What the task asks: Reproduce the following material exactly, including every line.

-- START OF Material to process --

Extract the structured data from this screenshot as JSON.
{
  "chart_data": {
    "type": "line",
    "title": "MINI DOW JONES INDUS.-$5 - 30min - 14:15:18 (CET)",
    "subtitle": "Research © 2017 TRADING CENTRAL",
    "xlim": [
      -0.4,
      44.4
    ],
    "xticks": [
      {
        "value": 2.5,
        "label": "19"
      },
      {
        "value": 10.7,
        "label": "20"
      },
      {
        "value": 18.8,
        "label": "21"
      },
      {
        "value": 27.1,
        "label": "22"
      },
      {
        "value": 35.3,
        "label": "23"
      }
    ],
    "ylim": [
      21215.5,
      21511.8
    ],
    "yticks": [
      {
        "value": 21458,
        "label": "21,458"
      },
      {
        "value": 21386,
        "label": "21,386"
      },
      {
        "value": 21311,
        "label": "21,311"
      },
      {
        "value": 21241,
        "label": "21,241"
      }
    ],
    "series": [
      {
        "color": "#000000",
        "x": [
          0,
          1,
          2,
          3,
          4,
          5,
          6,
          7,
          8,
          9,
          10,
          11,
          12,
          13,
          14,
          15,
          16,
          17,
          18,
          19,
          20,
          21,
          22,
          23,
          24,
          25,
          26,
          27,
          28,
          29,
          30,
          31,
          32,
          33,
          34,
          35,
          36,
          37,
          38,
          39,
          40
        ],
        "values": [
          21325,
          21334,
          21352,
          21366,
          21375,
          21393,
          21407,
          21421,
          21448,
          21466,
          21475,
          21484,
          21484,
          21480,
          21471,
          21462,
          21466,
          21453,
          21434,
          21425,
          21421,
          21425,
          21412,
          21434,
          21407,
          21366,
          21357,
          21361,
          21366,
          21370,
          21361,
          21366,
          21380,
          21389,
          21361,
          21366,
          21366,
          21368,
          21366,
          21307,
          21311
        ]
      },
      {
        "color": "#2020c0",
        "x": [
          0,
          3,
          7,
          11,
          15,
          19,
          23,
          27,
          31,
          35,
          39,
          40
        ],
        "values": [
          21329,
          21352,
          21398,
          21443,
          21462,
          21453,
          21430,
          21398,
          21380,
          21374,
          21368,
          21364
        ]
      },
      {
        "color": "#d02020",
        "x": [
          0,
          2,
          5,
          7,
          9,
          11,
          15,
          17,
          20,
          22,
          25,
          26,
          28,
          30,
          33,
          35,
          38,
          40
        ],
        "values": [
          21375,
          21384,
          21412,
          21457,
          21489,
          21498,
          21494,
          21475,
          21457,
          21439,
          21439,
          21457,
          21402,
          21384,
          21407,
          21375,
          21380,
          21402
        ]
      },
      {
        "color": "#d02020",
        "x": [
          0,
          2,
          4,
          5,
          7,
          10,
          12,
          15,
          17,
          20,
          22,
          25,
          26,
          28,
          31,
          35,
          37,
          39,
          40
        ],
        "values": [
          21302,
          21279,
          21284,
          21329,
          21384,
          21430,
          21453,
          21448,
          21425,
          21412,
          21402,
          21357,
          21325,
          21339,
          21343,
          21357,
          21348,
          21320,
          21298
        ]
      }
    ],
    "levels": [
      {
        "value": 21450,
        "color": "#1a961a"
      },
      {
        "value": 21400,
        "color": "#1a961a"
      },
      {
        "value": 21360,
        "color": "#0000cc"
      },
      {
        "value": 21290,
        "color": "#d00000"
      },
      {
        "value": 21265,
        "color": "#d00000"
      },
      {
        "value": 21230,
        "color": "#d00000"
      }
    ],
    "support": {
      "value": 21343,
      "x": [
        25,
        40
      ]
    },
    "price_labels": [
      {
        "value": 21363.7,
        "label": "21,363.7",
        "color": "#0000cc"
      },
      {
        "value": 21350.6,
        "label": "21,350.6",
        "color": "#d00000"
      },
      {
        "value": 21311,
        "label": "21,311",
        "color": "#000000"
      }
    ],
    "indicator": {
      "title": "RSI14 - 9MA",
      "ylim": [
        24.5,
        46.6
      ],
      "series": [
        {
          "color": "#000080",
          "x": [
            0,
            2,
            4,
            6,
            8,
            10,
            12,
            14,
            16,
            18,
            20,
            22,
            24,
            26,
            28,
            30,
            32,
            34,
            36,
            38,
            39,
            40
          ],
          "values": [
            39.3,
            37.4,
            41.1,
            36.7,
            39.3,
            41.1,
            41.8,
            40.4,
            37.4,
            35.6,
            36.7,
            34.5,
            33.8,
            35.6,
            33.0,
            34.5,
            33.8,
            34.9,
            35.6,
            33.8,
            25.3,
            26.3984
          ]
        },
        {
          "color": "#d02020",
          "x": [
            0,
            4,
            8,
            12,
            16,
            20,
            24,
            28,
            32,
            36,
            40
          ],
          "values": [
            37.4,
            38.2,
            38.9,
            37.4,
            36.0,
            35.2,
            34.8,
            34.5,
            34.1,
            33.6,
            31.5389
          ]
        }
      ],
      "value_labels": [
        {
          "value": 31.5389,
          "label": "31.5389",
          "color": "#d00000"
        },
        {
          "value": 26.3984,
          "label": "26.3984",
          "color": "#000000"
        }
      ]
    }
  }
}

-- END OF Material to process --

Exercise result:
Extract the structured data from this screenshot as JSON.
{
  "chart_data": {
    "type": "line",
    "title": "MINI DOW JONES INDUS.-$5 - 30min - 14:15:18 (CET)",
    "subtitle": "Research © 2017 TRADING CENTRAL",
    "xlim": [
      -0.4,
      44.4
    ],
    "xticks": [
      {
        "value": 2.5,
        "label": "19"
      },
      {
        "value": 10.7,
        "label": "20"
      },
      {
        "value": 18.8,
        "label": "21"
      },
      {
        "value": 27.1,
        "label": "22"
      },
      {
        "value": 35.3,
        "label": "23"
      }
    ],
    "ylim": [
      21215.5,
      21511.8
    ],
    "yticks": [
      {
        "value": 21458,
        "label": "21,458"
      },
      {
        "value": 21386,
        "label": "21,386"
      },
      {
        "value": 21311,
        "label": "21,311"
      },
      {
        "value": 21241,
        "label": "21,241"
      }
    ],
    "series": [
      {
        "color": "#000000",
        "x": [
          0,
          1,
          2,
          3,
          4,
          5,
          6,
          7,
          8,
          9,
          10,
          11,
          12,
          13,
          14,
          15,
          16,
          17,
          18,
          19,
          20,
          21,
          22,
          23,
          24,
          25,
          26,
          27,
          28,
          29,
          30,
          31,
          32,
          33,
          34,
          35,
          36,
          37,
          38,
          39,
          40
        ],
        "values": [
          21325,
          21334,
          21352,
          21366,
          21375,
          21393,
          21407,
          21421,
          21448,
          21466,
          21475,
          21484,
          21484,
          21480,
          21471,
          21462,
          21466,
          21453,
          21434,
          21425,
          21421,
          21425,
          21412,
          21434,
          21407,
          21366,
          21357,
          21361,
          21366,
          21370,
          21361,
          21366,
          21380,
          21389,
          21361,
          21366,
          21366,
          21368,
          21366,
          21307,
          21311
        ]
      },
      {
        "color": "#2020c0",
        "x": [
          0,
          3,
          7,
          11,
          15,
          19,
          23,
          27,
          31,
          35,
          39,
          40
        ],
        "values": [
          21329,
          21352,
          21398,
          21443,
          21462,
          21453,
          21430,
          21398,
          21380,
          21374,
          21368,
          21364
        ]
      },
      {
        "color": "#d02020",
        "x": [
          0,
          2,
          5,
          7,
          9,
          11,
          15,
          17,
          20,
          22,
          25,
          26,
          28,
          30,
          33,
          35,
          38,
          40
        ],
        "values": [
          21375,
          21384,
          21412,
          21457,
          21489,
          21498,
          21494,
          21475,
          21457,
          21439,
          21439,
          21457,
          21402,
          21384,
          21407,
          21375,
          21380,
          21402
        ]
      },
      {
        "color": "#d02020",
        "x": [
          0,
          2,
          4,
          5,
          7,
          10,
          12,
          15,
          17,
          20,
          22,
          25,
          26,
          28,
          31,
          35,
          37,
          39,
          40
        ],
        "values": [
          21302,
          21279,
          21284,
          21329,
          21384,
          21430,
          21453,
          21448,
          21425,
          21412,
          21402,
          21357,
          21325,
          21339,
          21343,
          21357,
          21348,
          21320,
          21298
        ]
      }
    ],
    "levels": [
      {
        "value": 21450,
        "color": "#1a961a"
      },
      {
        "value": 21400,
        "color": "#1a961a"
      },
      {
        "value": 21360,
        "color": "#0000cc"
      },
      {
        "value": 21290,
        "color": "#d00000"
      },
      {
        "value": 21265,
        "color": "#d00000"
      },
      {
        "value": 21230,
        "color": "#d00000"
      }
    ],
    "support": {
      "value": 21343,
      "x": [
        25,
        40
      ]
    },
    "price_labels": [
      {
        "value": 21363.7,
        "label": "21,363.7",
        "color": "#0000cc"
      },
      {
        "value": 21350.6,
        "label": "21,350.6",
        "color": "#d00000"
      },
      {
        "value": 21311,
        "label": "21,311",
        "color": "#000000"
      }
    ],
    "indicator": {
      "title": "RSI14 - 9MA",
      "ylim": [
        24.5,
        46.6
      ],
      "series": [
        {
          "color": "#000080",
          "x": [
            0,
            2,
            4,
            6,
            8,
            10,
            12,
            14,
            16,
            18,
            20,
            22,
            24,
            26,
            28,
            30,
            32,
            34,
            36,
            38,
            39,
            40
          ],
          "values": [
            39.3,
            37.4,
            41.1,
            36.7,
            39.3,
            41.1,
            41.8,
            40.4,
            37.4,
            35.6,
            36.7,
            34.5,
            33.8,
            35.6,
            33.0,
            34.5,
            33.8,
            34.9,
            35.6,
            33.8,
            25.3,
            26.3984
          ]
        },
        {
          "color": "#d02020",
          "x": [
            0,
            4,
            8,
            12,
            16,
            20,
            24,
            28,
            32,
            36,
            40
          ],
          "values": [
            37.4,
            38.2,
            38.9,
            37.4,
            36.0,
            35.2,
            34.8,
            34.5,
            34.1,
            33.6,
            31.5389
          ]
        }
      ],
      "value_labels": [
        {
          "value": 31.5389,
          "label": "31.5389",
          "color": "#d00000"
        },
        {
          "value": 26.3984,
          "label": "26.3984",
          "color": "#000000"
        }
      ]
    }
  }
}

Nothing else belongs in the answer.